• [AIM OF THE TASK]:
Exactly repeat all the records below, omitting the images they hold.

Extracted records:
+ + + +
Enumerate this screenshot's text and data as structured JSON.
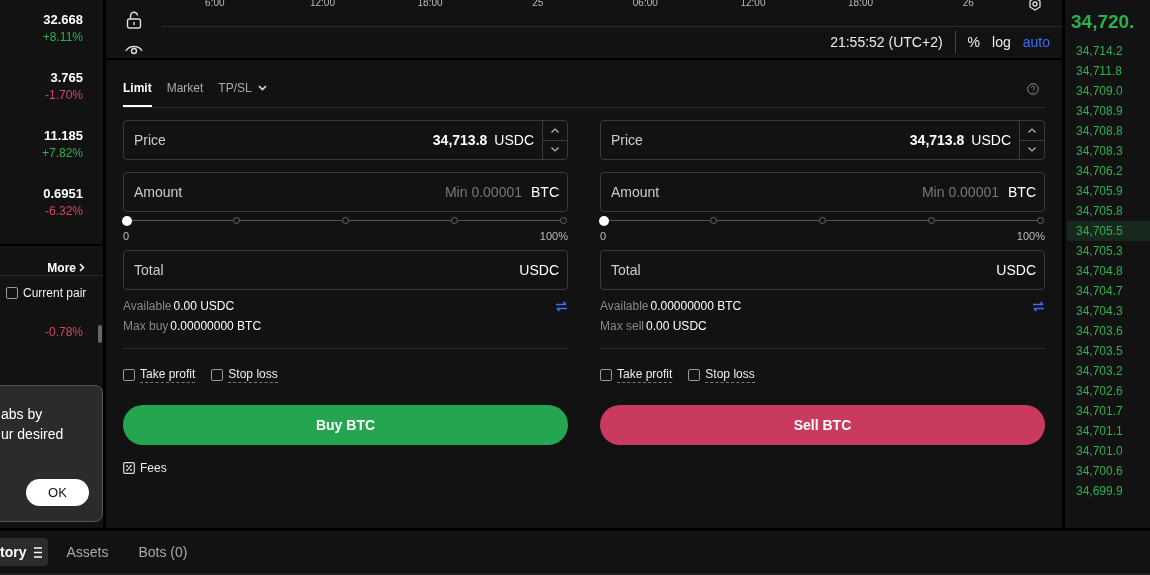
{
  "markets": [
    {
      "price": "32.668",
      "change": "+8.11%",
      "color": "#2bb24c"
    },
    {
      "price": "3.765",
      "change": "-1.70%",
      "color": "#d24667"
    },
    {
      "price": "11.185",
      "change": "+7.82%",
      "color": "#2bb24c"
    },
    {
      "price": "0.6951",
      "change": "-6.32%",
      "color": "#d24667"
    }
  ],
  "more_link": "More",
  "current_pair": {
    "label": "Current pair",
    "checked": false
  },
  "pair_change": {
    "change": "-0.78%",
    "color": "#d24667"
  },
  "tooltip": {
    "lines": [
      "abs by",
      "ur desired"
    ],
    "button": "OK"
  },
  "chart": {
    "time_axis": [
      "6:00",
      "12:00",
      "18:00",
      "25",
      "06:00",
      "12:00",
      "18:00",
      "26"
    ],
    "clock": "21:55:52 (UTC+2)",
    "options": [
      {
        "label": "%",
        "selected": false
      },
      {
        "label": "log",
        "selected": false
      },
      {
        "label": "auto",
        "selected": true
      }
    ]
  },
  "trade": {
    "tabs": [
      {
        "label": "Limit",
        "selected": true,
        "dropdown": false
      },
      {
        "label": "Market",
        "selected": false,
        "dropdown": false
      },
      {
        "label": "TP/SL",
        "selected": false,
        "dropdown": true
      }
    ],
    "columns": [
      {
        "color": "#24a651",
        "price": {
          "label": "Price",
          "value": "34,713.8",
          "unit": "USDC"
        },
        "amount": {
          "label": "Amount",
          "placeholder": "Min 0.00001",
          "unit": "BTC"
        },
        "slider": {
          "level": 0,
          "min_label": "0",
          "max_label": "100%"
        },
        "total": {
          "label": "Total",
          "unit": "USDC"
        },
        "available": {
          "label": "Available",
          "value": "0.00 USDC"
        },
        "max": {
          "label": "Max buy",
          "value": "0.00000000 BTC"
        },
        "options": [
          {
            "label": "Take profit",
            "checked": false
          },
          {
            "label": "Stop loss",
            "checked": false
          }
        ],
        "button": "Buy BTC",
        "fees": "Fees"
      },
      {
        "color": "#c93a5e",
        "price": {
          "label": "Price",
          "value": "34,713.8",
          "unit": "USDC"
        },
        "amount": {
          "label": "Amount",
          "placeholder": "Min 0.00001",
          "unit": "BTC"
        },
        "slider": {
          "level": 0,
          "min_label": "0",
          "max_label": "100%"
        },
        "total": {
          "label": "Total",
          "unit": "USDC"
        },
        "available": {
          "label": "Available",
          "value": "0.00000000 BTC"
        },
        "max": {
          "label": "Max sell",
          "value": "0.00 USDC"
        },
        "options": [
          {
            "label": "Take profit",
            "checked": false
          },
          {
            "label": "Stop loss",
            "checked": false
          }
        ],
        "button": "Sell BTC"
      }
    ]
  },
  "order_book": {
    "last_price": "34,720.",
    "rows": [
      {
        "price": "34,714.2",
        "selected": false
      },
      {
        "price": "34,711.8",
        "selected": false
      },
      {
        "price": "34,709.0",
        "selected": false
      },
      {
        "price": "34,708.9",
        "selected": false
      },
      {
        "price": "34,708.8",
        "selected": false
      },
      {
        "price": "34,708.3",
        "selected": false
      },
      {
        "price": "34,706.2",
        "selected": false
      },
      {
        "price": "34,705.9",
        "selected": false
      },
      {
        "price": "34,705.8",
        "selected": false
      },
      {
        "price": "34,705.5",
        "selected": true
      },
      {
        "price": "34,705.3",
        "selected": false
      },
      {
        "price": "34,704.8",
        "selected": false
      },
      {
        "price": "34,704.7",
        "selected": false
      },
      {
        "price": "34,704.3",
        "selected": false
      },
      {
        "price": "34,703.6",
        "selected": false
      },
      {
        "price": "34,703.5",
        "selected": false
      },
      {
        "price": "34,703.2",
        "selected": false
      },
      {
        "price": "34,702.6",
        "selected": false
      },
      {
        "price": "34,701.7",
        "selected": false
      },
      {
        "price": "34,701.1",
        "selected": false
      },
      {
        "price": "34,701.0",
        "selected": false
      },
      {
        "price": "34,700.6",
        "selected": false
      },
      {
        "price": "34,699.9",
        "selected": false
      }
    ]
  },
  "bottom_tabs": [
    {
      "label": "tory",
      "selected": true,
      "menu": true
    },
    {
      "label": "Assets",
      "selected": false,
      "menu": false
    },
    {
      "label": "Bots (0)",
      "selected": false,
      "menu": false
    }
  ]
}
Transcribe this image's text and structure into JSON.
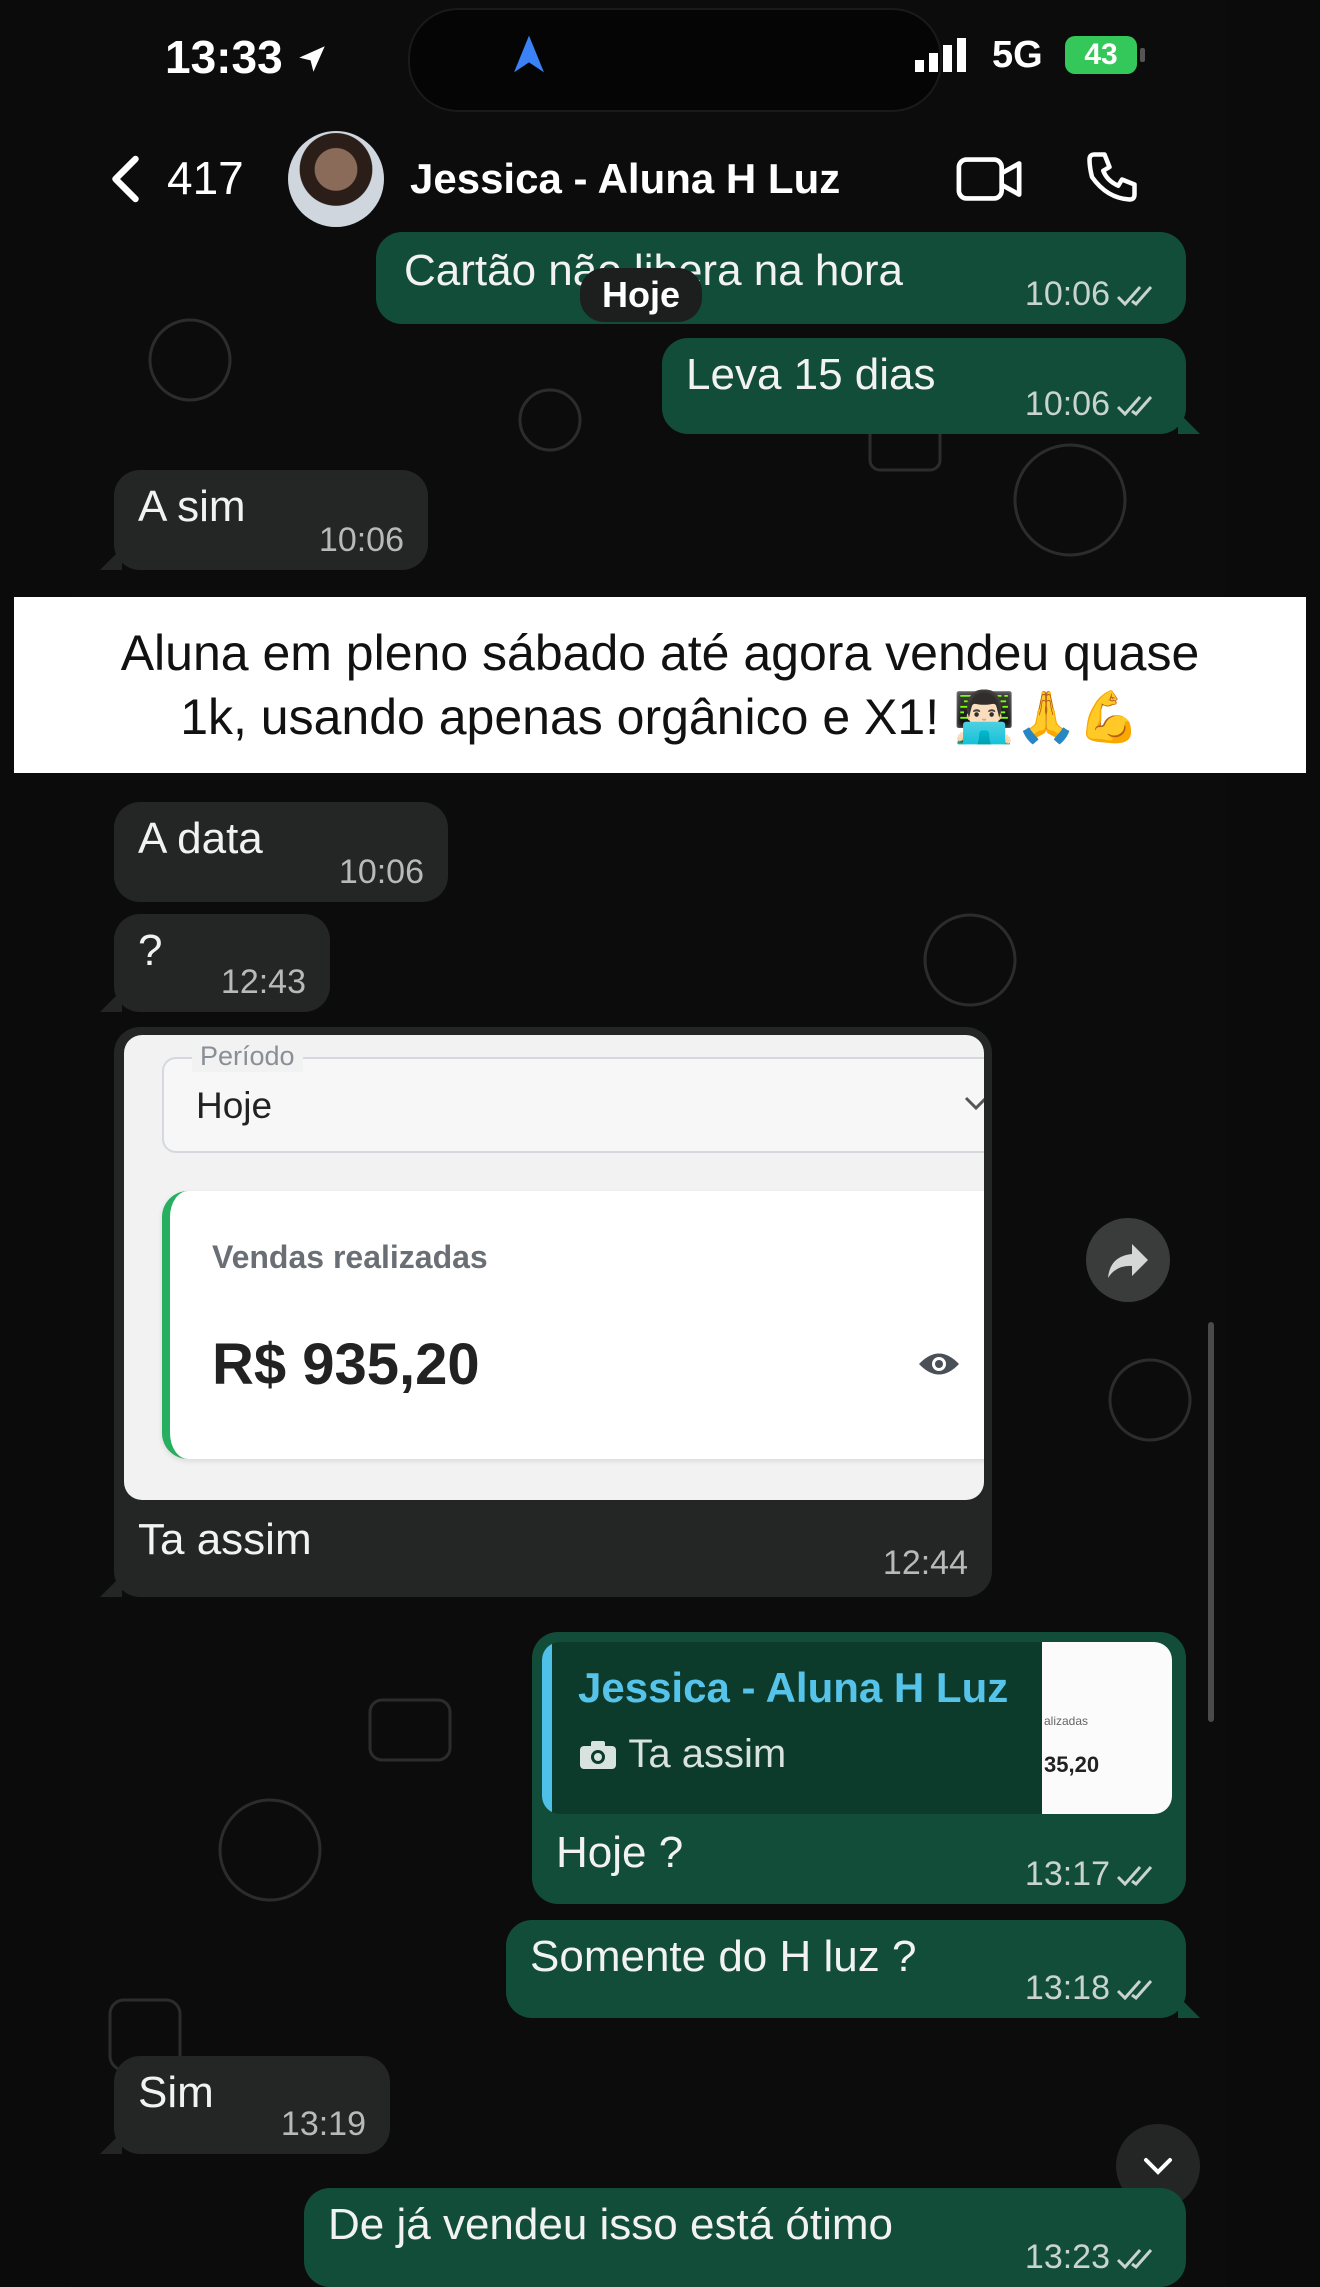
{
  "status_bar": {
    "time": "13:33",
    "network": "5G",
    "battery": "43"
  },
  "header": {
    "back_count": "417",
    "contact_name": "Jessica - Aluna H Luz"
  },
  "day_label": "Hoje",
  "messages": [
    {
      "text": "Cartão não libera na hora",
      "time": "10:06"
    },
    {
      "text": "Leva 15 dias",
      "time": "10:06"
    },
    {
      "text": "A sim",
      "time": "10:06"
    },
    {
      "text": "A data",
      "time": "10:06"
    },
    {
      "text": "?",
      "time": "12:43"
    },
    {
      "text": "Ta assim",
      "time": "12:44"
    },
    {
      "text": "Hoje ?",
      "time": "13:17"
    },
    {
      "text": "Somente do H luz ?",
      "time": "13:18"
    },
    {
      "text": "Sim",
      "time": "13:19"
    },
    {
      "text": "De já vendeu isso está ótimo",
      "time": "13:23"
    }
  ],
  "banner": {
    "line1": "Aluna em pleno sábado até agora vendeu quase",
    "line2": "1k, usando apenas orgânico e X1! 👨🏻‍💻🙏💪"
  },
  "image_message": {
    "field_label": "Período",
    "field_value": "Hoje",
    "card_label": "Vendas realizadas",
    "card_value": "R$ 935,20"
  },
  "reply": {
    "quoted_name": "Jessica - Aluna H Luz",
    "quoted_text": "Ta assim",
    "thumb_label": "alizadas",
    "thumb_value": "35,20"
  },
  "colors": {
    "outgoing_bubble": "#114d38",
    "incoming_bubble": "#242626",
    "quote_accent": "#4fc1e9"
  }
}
+ + + +
• [TASK ANSWER]:
Enumerate this screenshot's text and data as structured JSON.
{
  "markets": [
    {
      "price": "32.668",
      "change": "+8.11%",
      "color": "#2bb24c"
    },
    {
      "price": "3.765",
      "change": "-1.70%",
      "color": "#d24667"
    },
    {
      "price": "11.185",
      "change": "+7.82%",
      "color": "#2bb24c"
    },
    {
      "price": "0.6951",
      "change": "-6.32%",
      "color": "#d24667"
    }
  ],
  "more_link": "More",
  "current_pair": {
    "label": "Current pair",
    "checked": false
  },
  "pair_change": {
    "change": "-0.78%",
    "color": "#d24667"
  },
  "tooltip": {
    "lines": [
      "abs by",
      "ur desired"
    ],
    "button": "OK"
  },
  "chart": {
    "time_axis": [
      "6:00",
      "12:00",
      "18:00",
      "25",
      "06:00",
      "12:00",
      "18:00",
      "26"
    ],
    "clock": "21:55:52 (UTC+2)",
    "options": [
      {
        "label": "%",
        "selected": false
      },
      {
        "label": "log",
        "selected": false
      },
      {
        "label": "auto",
        "selected": true
      }
    ]
  },
  "trade": {
    "tabs": [
      {
        "label": "Limit",
        "selected": true,
        "dropdown": false
      },
      {
        "label": "Market",
        "selected": false,
        "dropdown": false
      },
      {
        "label": "TP/SL",
        "selected": false,
        "dropdown": true
      }
    ],
    "columns": [
      {
        "color": "#24a651",
        "price": {
          "label": "Price",
          "value": "34,713.8",
          "unit": "USDC"
        },
        "amount": {
          "label": "Amount",
          "placeholder": "Min 0.00001",
          "unit": "BTC"
        },
        "slider": {
          "level": 0,
          "min_label": "0",
          "max_label": "100%"
        },
        "total": {
          "label": "Total",
          "unit": "USDC"
        },
        "available": {
          "label": "Available",
          "value": "0.00 USDC"
        },
        "max": {
          "label": "Max buy",
          "value": "0.00000000 BTC"
        },
        "options": [
          {
            "label": "Take profit",
            "checked": false
          },
          {
            "label": "Stop loss",
            "checked": false
          }
        ],
        "button": "Buy BTC",
        "fees": "Fees"
      },
      {
        "color": "#c93a5e",
        "price": {
          "label": "Price",
          "value": "34,713.8",
          "unit": "USDC"
        },
        "amount": {
          "label": "Amount",
          "placeholder": "Min 0.00001",
          "unit": "BTC"
        },
        "slider": {
          "level": 0,
          "min_label": "0",
          "max_label": "100%"
        },
        "total": {
          "label": "Total",
          "unit": "USDC"
        },
        "available": {
          "label": "Available",
          "value": "0.00000000 BTC"
        },
        "max": {
          "label": "Max sell",
          "value": "0.00 USDC"
        },
        "options": [
          {
            "label": "Take profit",
            "checked": false
          },
          {
            "label": "Stop loss",
            "checked": false
          }
        ],
        "button": "Sell BTC"
      }
    ]
  },
  "order_book": {
    "last_price": "34,720.",
    "rows": [
      {
        "price": "34,714.2",
        "selected": false
      },
      {
        "price": "34,711.8",
        "selected": false
      },
      {
        "price": "34,709.0",
        "selected": false
      },
      {
        "price": "34,708.9",
        "selected": false
      },
      {
        "price": "34,708.8",
        "selected": false
      },
      {
        "price": "34,708.3",
        "selected": false
      },
      {
        "price": "34,706.2",
        "selected": false
      },
      {
        "price": "34,705.9",
        "selected": false
      },
      {
        "price": "34,705.8",
        "selected": false
      },
      {
        "price": "34,705.5",
        "selected": true
      },
      {
        "price": "34,705.3",
        "selected": false
      },
      {
        "price": "34,704.8",
        "selected": false
      },
      {
        "price": "34,704.7",
        "selected": false
      },
      {
        "price": "34,704.3",
        "selected": false
      },
      {
        "price": "34,703.6",
        "selected": false
      },
      {
        "price": "34,703.5",
        "selected": false
      },
      {
        "price": "34,703.2",
        "selected": false
      },
      {
        "price": "34,702.6",
        "selected": false
      },
      {
        "price": "34,701.7",
        "selected": false
      },
      {
        "price": "34,701.1",
        "selected": false
      },
      {
        "price": "34,701.0",
        "selected": false
      },
      {
        "price": "34,700.6",
        "selected": false
      },
      {
        "price": "34,699.9",
        "selected": false
      }
    ]
  },
  "bottom_tabs": [
    {
      "label": "tory",
      "selected": true,
      "menu": true
    },
    {
      "label": "Assets",
      "selected": false,
      "menu": false
    },
    {
      "label": "Bots (0)",
      "selected": false,
      "menu": false
    }
  ]
}
Transcribe this image's text and structure into JSON.
{
  "status_bar": {
    "time": "13:33",
    "network": "5G",
    "battery": "43"
  },
  "header": {
    "back_count": "417",
    "contact_name": "Jessica - Aluna H Luz"
  },
  "day_label": "Hoje",
  "messages": [
    {
      "text": "Cartão não libera na hora",
      "time": "10:06"
    },
    {
      "text": "Leva 15 dias",
      "time": "10:06"
    },
    {
      "text": "A sim",
      "time": "10:06"
    },
    {
      "text": "A data",
      "time": "10:06"
    },
    {
      "text": "?",
      "time": "12:43"
    },
    {
      "text": "Ta assim",
      "time": "12:44"
    },
    {
      "text": "Hoje ?",
      "time": "13:17"
    },
    {
      "text": "Somente do H luz ?",
      "time": "13:18"
    },
    {
      "text": "Sim",
      "time": "13:19"
    },
    {
      "text": "De já vendeu isso está ótimo",
      "time": "13:23"
    }
  ],
  "banner": {
    "line1": "Aluna em pleno sábado até agora vendeu quase",
    "line2": "1k, usando apenas orgânico e X1! 👨🏻‍💻🙏💪"
  },
  "image_message": {
    "field_label": "Período",
    "field_value": "Hoje",
    "card_label": "Vendas realizadas",
    "card_value": "R$ 935,20"
  },
  "reply": {
    "quoted_name": "Jessica - Aluna H Luz",
    "quoted_text": "Ta assim",
    "thumb_label": "alizadas",
    "thumb_value": "35,20"
  },
  "colors": {
    "outgoing_bubble": "#114d38",
    "incoming_bubble": "#242626",
    "quote_accent": "#4fc1e9"
  }
}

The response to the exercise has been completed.